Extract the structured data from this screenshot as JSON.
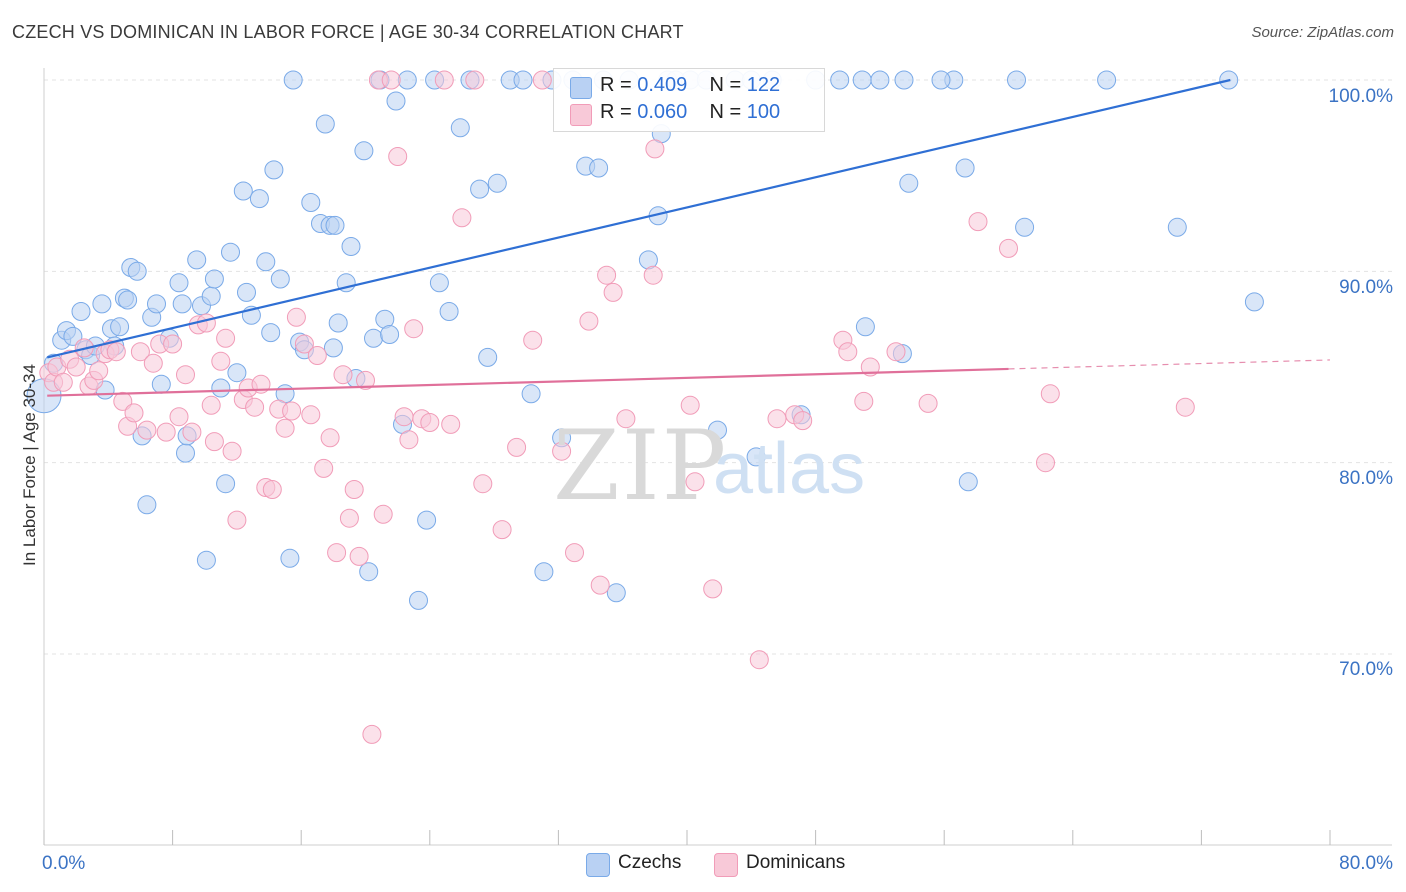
{
  "title": "CZECH VS DOMINICAN IN LABOR FORCE | AGE 30-34 CORRELATION CHART",
  "source": "Source: ZipAtlas.com",
  "watermark": {
    "zip": "ZIP",
    "atlas": "atlas"
  },
  "colors": {
    "czech": "#7aaae8",
    "czech_fill": "#b9d1f3",
    "czech_line": "#2f6fd4",
    "dominican": "#f19cb8",
    "dominican_fill": "#f8c9d8",
    "dominican_line": "#e0709a",
    "grid": "#e3e3e3",
    "axis_text": "#3b73c4"
  },
  "stats": {
    "czech": {
      "r_label": "R = ",
      "r": "0.409",
      "n_label": "N = ",
      "n": "122"
    },
    "dominican": {
      "r_label": "R = ",
      "r": "0.060",
      "n_label": "N = ",
      "n": "100"
    }
  },
  "legend": {
    "czech": "Czechs",
    "dominican": "Dominicans"
  },
  "axes": {
    "ylabel": "In Labor Force | Age 30-34",
    "x_min_label": "0.0%",
    "x_max_label": "80.0%",
    "y_ticks": [
      {
        "value": 100,
        "label": "100.0%"
      },
      {
        "value": 90,
        "label": "90.0%"
      },
      {
        "value": 80,
        "label": "80.0%"
      },
      {
        "value": 70,
        "label": "70.0%"
      }
    ]
  },
  "chart_data": {
    "type": "scatter",
    "title": "CZECH VS DOMINICAN IN LABOR FORCE | AGE 30-34 CORRELATION CHART",
    "xlabel": "",
    "ylabel": "In Labor Force | Age 30-34",
    "xlim": [
      0,
      80
    ],
    "ylim": [
      60.5,
      101.5
    ],
    "grid": true,
    "legend_position": "bottom-center",
    "series": [
      {
        "name": "Czechs",
        "r": 0.409,
        "n": 122,
        "trend": {
          "x_start": 0.2,
          "y_start": 85.5,
          "x_end": 73.8,
          "y_end": 100.0,
          "dashed_to_x": null
        },
        "points": [
          [
            0.0,
            83.5
          ],
          [
            0.6,
            85.2
          ],
          [
            1.1,
            86.4
          ],
          [
            1.4,
            86.9
          ],
          [
            1.8,
            86.6
          ],
          [
            2.3,
            87.9
          ],
          [
            2.6,
            85.9
          ],
          [
            2.9,
            85.6
          ],
          [
            3.2,
            86.1
          ],
          [
            3.6,
            88.3
          ],
          [
            3.8,
            83.8
          ],
          [
            4.2,
            87.0
          ],
          [
            4.4,
            86.1
          ],
          [
            4.7,
            87.1
          ],
          [
            5.0,
            88.6
          ],
          [
            5.2,
            88.5
          ],
          [
            5.4,
            90.2
          ],
          [
            5.8,
            90.0
          ],
          [
            6.1,
            81.4
          ],
          [
            6.4,
            77.8
          ],
          [
            6.7,
            87.6
          ],
          [
            7.0,
            88.3
          ],
          [
            7.3,
            84.1
          ],
          [
            7.8,
            86.5
          ],
          [
            8.4,
            89.4
          ],
          [
            8.6,
            88.3
          ],
          [
            8.8,
            80.5
          ],
          [
            8.9,
            81.4
          ],
          [
            9.5,
            90.6
          ],
          [
            9.8,
            88.2
          ],
          [
            10.1,
            74.9
          ],
          [
            10.4,
            88.7
          ],
          [
            10.6,
            89.6
          ],
          [
            11.0,
            83.9
          ],
          [
            11.3,
            78.9
          ],
          [
            11.6,
            91.0
          ],
          [
            12.0,
            84.7
          ],
          [
            12.4,
            94.2
          ],
          [
            12.6,
            88.9
          ],
          [
            12.9,
            87.7
          ],
          [
            13.4,
            93.8
          ],
          [
            13.8,
            90.5
          ],
          [
            14.1,
            86.8
          ],
          [
            14.3,
            95.3
          ],
          [
            14.7,
            89.6
          ],
          [
            15.0,
            83.6
          ],
          [
            15.3,
            75.0
          ],
          [
            15.5,
            100.0
          ],
          [
            15.9,
            86.3
          ],
          [
            16.2,
            85.9
          ],
          [
            16.6,
            93.6
          ],
          [
            17.2,
            92.5
          ],
          [
            17.5,
            97.7
          ],
          [
            17.8,
            92.4
          ],
          [
            18.0,
            86.0
          ],
          [
            18.1,
            92.4
          ],
          [
            18.3,
            87.3
          ],
          [
            18.8,
            89.4
          ],
          [
            19.1,
            91.3
          ],
          [
            19.4,
            84.4
          ],
          [
            19.9,
            96.3
          ],
          [
            20.2,
            74.3
          ],
          [
            20.5,
            86.5
          ],
          [
            20.9,
            100.0
          ],
          [
            21.2,
            87.5
          ],
          [
            21.5,
            86.7
          ],
          [
            21.9,
            98.9
          ],
          [
            22.3,
            82.0
          ],
          [
            22.6,
            100.0
          ],
          [
            23.3,
            72.8
          ],
          [
            23.8,
            77.0
          ],
          [
            24.3,
            100.0
          ],
          [
            24.6,
            89.4
          ],
          [
            25.2,
            87.9
          ],
          [
            25.9,
            97.5
          ],
          [
            26.5,
            100.0
          ],
          [
            27.1,
            94.3
          ],
          [
            27.6,
            85.5
          ],
          [
            28.2,
            94.6
          ],
          [
            29.0,
            100.0
          ],
          [
            29.8,
            100.0
          ],
          [
            30.3,
            83.6
          ],
          [
            31.1,
            74.3
          ],
          [
            31.6,
            100.0
          ],
          [
            32.2,
            81.3
          ],
          [
            32.9,
            100.0
          ],
          [
            33.7,
            95.5
          ],
          [
            34.5,
            95.4
          ],
          [
            34.8,
            100.0
          ],
          [
            35.6,
            73.2
          ],
          [
            36.4,
            100.0
          ],
          [
            37.6,
            90.6
          ],
          [
            38.2,
            92.9
          ],
          [
            38.4,
            97.2
          ],
          [
            38.8,
            100.0
          ],
          [
            39.3,
            100.0
          ],
          [
            40.2,
            100.0
          ],
          [
            41.2,
            100.0
          ],
          [
            41.9,
            81.7
          ],
          [
            43.0,
            100.0
          ],
          [
            44.0,
            100.0
          ],
          [
            44.3,
            80.3
          ],
          [
            45.3,
            100.0
          ],
          [
            47.1,
            82.5
          ],
          [
            48.0,
            100.0
          ],
          [
            49.5,
            100.0
          ],
          [
            50.9,
            100.0
          ],
          [
            51.1,
            87.1
          ],
          [
            52.0,
            100.0
          ],
          [
            53.4,
            85.7
          ],
          [
            53.8,
            94.6
          ],
          [
            56.6,
            100.0
          ],
          [
            57.3,
            95.4
          ],
          [
            57.5,
            79.0
          ],
          [
            60.5,
            100.0
          ],
          [
            61.0,
            92.3
          ],
          [
            66.1,
            100.0
          ],
          [
            70.5,
            92.3
          ],
          [
            73.7,
            100.0
          ],
          [
            75.3,
            88.4
          ],
          [
            55.8,
            100.0
          ],
          [
            53.5,
            100.0
          ]
        ]
      },
      {
        "name": "Dominicans",
        "r": 0.06,
        "n": 100,
        "trend": {
          "x_start": 0.2,
          "y_start": 83.5,
          "x_end": 60.0,
          "y_end": 84.9,
          "dashed_to_x": 80.0
        },
        "points": [
          [
            0.3,
            84.7
          ],
          [
            0.6,
            84.2
          ],
          [
            0.8,
            85.0
          ],
          [
            1.2,
            84.2
          ],
          [
            1.6,
            85.4
          ],
          [
            2.0,
            85.0
          ],
          [
            2.5,
            86.0
          ],
          [
            2.8,
            84.0
          ],
          [
            3.1,
            84.3
          ],
          [
            3.4,
            84.8
          ],
          [
            3.8,
            85.7
          ],
          [
            4.1,
            85.9
          ],
          [
            4.5,
            85.8
          ],
          [
            4.9,
            83.2
          ],
          [
            5.2,
            81.9
          ],
          [
            5.6,
            82.6
          ],
          [
            6.0,
            85.8
          ],
          [
            6.4,
            81.7
          ],
          [
            6.8,
            85.2
          ],
          [
            7.2,
            86.2
          ],
          [
            7.6,
            81.6
          ],
          [
            8.0,
            86.2
          ],
          [
            8.4,
            82.4
          ],
          [
            8.8,
            84.6
          ],
          [
            9.2,
            81.6
          ],
          [
            9.6,
            87.2
          ],
          [
            10.1,
            87.3
          ],
          [
            10.4,
            83.0
          ],
          [
            10.6,
            81.1
          ],
          [
            11.0,
            85.3
          ],
          [
            11.3,
            86.5
          ],
          [
            11.7,
            80.6
          ],
          [
            12.0,
            77.0
          ],
          [
            12.4,
            83.3
          ],
          [
            12.7,
            83.9
          ],
          [
            13.1,
            82.9
          ],
          [
            13.5,
            84.1
          ],
          [
            13.8,
            78.7
          ],
          [
            14.2,
            78.6
          ],
          [
            14.6,
            82.8
          ],
          [
            15.0,
            81.8
          ],
          [
            15.4,
            82.7
          ],
          [
            15.7,
            87.6
          ],
          [
            16.2,
            86.2
          ],
          [
            16.6,
            82.5
          ],
          [
            17.0,
            85.6
          ],
          [
            17.4,
            79.7
          ],
          [
            17.8,
            81.3
          ],
          [
            18.2,
            75.3
          ],
          [
            18.6,
            84.6
          ],
          [
            19.0,
            77.1
          ],
          [
            19.3,
            78.6
          ],
          [
            19.6,
            75.1
          ],
          [
            20.0,
            84.3
          ],
          [
            20.4,
            65.8
          ],
          [
            20.8,
            100.0
          ],
          [
            21.1,
            77.3
          ],
          [
            21.6,
            100.0
          ],
          [
            22.0,
            96.0
          ],
          [
            22.4,
            82.4
          ],
          [
            22.7,
            81.2
          ],
          [
            23.0,
            87.0
          ],
          [
            23.5,
            82.3
          ],
          [
            24.0,
            82.1
          ],
          [
            24.9,
            100.0
          ],
          [
            25.3,
            82.0
          ],
          [
            26.0,
            92.8
          ],
          [
            26.8,
            100.0
          ],
          [
            27.3,
            78.9
          ],
          [
            28.5,
            76.5
          ],
          [
            29.4,
            80.8
          ],
          [
            30.4,
            86.4
          ],
          [
            31.0,
            100.0
          ],
          [
            32.2,
            80.6
          ],
          [
            33.0,
            75.3
          ],
          [
            33.9,
            87.4
          ],
          [
            34.6,
            73.6
          ],
          [
            35.0,
            89.8
          ],
          [
            35.4,
            88.9
          ],
          [
            36.2,
            82.3
          ],
          [
            37.9,
            89.8
          ],
          [
            38.0,
            96.4
          ],
          [
            40.2,
            83.0
          ],
          [
            40.5,
            79.0
          ],
          [
            41.6,
            73.4
          ],
          [
            44.5,
            69.7
          ],
          [
            45.6,
            82.3
          ],
          [
            46.7,
            82.5
          ],
          [
            47.2,
            82.2
          ],
          [
            49.7,
            86.4
          ],
          [
            50.0,
            85.8
          ],
          [
            51.0,
            83.2
          ],
          [
            51.4,
            85.0
          ],
          [
            53.0,
            85.8
          ],
          [
            55.0,
            83.1
          ],
          [
            58.1,
            92.6
          ],
          [
            60.0,
            91.2
          ],
          [
            62.3,
            80.0
          ],
          [
            62.6,
            83.6
          ],
          [
            71.0,
            82.9
          ]
        ]
      }
    ]
  }
}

Directions
Give only a number: how many lines of the data hold the string "CORRELATION"?

Task solution
2